| EXCERPT |
In the current climate I'm pleased to be fully employed. I'm working on a very ajaxy web application and jumping between PHP, Javascript and python which is driving me slightly around the bend.
When doing modern web development you realise just how vital a tool FireFox with Firebug is, but this week saw the release of a beta of Safari 4. Safari's built-in tools are getting really good and partially because of the speed I've moved over to it for my primary testing, debugging and general web use.
If, like me, you had the Growl notifier for Mail.app installed you'll find that Mail crashes right away after you install Safari 4. You need to remove the growl plugin from ~/Library/Mail/Bundles/.
For the last few years I've been working in Python and using the Django web framework. The project I've just taken over is built with an excellent PHP framework called CodeIgniter.
Like any MVC style framework there are two immediately good things: there's a place for everything and everything has it's place, and you do get some good stuff for free. It certainly helps someone coming to an existing code base to quickly be able to guess where in the tree parts of the code are.

| DATA FOR REVIEW |
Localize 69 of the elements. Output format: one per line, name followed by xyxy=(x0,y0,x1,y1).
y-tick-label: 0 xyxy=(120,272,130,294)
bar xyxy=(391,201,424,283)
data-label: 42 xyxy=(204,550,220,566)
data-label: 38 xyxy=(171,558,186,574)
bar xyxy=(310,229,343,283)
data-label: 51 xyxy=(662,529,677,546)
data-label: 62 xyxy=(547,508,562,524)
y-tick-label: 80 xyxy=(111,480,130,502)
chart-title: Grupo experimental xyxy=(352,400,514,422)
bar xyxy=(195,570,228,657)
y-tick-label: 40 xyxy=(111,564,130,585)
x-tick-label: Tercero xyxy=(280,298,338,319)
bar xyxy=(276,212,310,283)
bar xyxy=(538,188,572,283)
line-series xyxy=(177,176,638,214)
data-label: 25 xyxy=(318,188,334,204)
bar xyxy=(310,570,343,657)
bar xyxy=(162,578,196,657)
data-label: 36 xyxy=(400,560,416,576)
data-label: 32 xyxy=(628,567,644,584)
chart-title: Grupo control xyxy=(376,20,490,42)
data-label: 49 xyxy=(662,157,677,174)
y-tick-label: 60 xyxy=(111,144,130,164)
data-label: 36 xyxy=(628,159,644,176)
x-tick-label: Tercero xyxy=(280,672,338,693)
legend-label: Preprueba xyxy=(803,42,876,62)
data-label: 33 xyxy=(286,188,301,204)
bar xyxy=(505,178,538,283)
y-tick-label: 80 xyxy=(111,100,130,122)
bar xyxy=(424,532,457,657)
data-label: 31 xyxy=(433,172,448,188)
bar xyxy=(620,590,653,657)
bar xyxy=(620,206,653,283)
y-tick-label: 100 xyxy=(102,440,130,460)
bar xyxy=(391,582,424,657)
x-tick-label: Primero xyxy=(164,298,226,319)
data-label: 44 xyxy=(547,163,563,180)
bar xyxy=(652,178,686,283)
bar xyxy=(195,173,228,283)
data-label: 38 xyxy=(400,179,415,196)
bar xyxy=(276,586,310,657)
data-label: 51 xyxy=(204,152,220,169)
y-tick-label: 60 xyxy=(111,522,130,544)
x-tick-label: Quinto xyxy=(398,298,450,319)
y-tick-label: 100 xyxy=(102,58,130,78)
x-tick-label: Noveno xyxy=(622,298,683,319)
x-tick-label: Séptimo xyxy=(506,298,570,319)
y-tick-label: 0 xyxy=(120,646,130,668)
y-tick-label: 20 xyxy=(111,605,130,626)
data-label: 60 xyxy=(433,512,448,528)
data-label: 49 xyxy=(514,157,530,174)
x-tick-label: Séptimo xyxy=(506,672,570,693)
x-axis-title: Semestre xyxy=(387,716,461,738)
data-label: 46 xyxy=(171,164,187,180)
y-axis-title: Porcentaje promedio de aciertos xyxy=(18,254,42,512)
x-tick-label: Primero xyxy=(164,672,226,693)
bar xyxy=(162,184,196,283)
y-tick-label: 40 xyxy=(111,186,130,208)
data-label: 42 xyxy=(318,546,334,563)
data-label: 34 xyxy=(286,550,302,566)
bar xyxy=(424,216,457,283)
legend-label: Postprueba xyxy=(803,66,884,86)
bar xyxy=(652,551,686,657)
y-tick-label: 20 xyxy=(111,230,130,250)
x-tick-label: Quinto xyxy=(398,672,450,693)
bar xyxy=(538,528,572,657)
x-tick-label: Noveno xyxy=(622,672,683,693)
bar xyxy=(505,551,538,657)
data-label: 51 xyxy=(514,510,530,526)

| PROBLEM DESCRIPTION |
Continue the blog post about web development tools and frameworks from its last sentence, keeping the same first-person voice.

| ANSWER TO THE PROBLEM |
I like CodeIgniter, but Django is a hard act to follow and I find myself comparing how few lines of code would be needed to do each part in Django/python. PHP just feels like a mess of a language and library compared to python.
The tools I'm using mostly at present are:
- MacOS X Leopard (there's so much just built right in).
- TextMate - code editing
- BBEdit - working with XML
- Interarchy - sftp
- CSSEdit
- Pixelmator - bitmap editing
- Firefox
- Safari 4 beta
- OmniFocus - for getting things done, (I use everything Omni)
- Eventum - bug tracking
- MySQL
- Google Notifier
- Google Apps: Mail, Docs, Calendar, etc etc.